Lines of data:
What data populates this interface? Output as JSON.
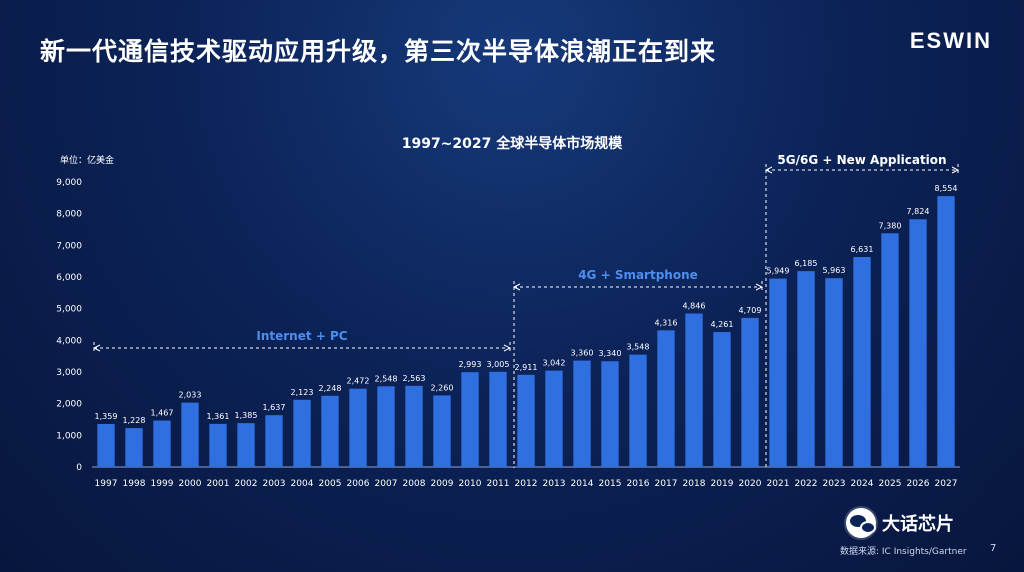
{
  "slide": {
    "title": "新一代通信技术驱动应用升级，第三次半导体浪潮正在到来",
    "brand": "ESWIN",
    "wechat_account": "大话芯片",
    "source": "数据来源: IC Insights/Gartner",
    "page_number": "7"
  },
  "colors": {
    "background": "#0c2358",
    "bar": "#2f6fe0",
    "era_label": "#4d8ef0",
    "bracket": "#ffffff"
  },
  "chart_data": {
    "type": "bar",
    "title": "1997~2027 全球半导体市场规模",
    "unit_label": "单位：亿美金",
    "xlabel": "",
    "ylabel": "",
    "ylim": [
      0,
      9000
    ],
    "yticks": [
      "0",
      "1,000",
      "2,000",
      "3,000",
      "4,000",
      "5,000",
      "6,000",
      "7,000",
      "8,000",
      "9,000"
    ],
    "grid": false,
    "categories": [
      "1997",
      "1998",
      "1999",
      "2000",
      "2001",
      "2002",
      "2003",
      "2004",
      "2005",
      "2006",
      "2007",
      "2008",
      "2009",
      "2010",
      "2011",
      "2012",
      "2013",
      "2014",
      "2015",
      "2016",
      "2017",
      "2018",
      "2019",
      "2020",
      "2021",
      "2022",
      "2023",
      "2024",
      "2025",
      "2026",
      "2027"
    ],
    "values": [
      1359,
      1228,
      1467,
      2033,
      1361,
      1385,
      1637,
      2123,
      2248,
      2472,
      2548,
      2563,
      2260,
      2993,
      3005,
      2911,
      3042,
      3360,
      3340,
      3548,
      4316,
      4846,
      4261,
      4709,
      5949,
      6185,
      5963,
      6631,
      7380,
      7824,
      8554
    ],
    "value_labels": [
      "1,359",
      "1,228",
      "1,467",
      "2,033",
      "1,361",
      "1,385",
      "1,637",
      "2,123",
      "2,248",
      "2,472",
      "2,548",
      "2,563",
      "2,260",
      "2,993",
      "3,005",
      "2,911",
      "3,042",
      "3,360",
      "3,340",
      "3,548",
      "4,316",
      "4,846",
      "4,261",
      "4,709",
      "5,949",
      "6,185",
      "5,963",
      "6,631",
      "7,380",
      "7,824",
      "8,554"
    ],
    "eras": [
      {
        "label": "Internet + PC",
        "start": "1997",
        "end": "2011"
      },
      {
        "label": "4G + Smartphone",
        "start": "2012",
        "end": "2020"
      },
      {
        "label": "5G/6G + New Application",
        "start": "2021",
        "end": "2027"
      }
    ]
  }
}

---

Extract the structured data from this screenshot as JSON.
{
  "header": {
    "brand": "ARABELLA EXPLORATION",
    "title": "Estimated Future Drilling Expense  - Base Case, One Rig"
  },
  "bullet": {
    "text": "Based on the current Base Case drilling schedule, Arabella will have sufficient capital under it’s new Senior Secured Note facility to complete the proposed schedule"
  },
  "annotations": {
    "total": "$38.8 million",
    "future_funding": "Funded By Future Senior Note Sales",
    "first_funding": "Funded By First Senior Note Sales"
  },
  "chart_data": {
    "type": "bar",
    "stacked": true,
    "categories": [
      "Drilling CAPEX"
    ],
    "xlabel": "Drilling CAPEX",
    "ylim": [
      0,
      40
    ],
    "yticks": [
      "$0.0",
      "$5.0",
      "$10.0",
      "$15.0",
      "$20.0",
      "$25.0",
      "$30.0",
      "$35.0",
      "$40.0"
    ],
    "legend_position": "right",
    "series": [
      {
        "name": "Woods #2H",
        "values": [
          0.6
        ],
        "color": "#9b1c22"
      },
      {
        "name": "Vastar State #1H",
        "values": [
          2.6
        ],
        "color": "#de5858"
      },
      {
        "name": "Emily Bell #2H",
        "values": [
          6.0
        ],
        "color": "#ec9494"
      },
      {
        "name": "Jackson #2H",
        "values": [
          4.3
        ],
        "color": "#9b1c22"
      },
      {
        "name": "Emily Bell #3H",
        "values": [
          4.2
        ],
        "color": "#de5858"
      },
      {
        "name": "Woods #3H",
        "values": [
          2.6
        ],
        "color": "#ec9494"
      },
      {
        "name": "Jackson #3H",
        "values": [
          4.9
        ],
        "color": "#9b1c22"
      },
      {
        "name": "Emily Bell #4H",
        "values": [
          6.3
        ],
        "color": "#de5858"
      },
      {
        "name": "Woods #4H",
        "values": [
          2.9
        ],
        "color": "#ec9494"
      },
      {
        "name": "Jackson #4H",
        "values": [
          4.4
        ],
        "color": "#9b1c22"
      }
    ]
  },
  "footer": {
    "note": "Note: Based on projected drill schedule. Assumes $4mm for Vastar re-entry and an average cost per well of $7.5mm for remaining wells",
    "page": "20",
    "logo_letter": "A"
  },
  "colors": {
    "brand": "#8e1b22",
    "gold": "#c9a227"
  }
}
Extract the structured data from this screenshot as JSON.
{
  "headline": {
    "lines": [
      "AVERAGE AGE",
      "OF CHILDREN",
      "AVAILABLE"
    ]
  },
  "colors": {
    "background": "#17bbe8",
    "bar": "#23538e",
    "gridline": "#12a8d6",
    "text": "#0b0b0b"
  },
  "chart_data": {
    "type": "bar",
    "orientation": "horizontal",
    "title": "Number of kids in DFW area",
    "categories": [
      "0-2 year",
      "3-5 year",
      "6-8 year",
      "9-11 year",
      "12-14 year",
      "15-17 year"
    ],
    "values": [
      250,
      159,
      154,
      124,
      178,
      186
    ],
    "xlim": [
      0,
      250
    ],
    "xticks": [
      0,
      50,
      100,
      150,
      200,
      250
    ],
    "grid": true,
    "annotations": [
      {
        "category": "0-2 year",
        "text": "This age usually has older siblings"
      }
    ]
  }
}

--

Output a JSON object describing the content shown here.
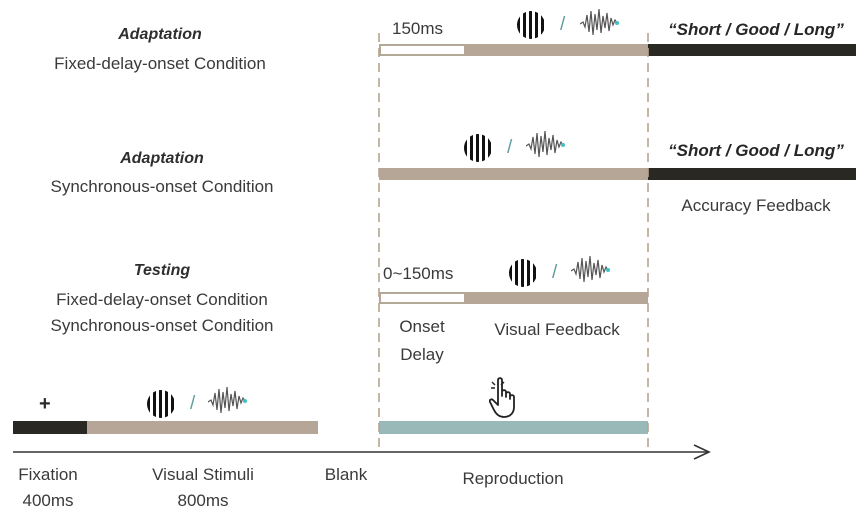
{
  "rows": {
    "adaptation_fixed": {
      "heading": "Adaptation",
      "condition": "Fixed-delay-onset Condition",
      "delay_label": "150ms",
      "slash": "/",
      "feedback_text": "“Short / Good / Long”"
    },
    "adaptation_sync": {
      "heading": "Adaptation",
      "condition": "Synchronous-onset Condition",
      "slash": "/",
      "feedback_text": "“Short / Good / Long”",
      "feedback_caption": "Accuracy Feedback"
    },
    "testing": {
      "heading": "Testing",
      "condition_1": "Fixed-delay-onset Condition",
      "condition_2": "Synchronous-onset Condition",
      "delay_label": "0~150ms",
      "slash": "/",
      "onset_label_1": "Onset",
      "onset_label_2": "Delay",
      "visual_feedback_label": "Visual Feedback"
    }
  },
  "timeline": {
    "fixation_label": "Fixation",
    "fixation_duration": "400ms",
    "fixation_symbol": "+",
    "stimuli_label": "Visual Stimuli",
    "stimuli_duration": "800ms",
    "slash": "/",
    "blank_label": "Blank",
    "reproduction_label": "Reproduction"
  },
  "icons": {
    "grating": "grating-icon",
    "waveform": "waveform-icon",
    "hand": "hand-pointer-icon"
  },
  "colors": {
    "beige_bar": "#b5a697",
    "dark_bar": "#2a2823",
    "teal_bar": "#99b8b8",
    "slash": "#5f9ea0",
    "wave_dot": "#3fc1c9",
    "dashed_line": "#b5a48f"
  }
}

To do
Look through the entries and find each line that has the string "Woods". Copy those lines.

Response
        "name": "Woods #2H",
        "name": "Woods #3H",
        "name": "Woods #4H",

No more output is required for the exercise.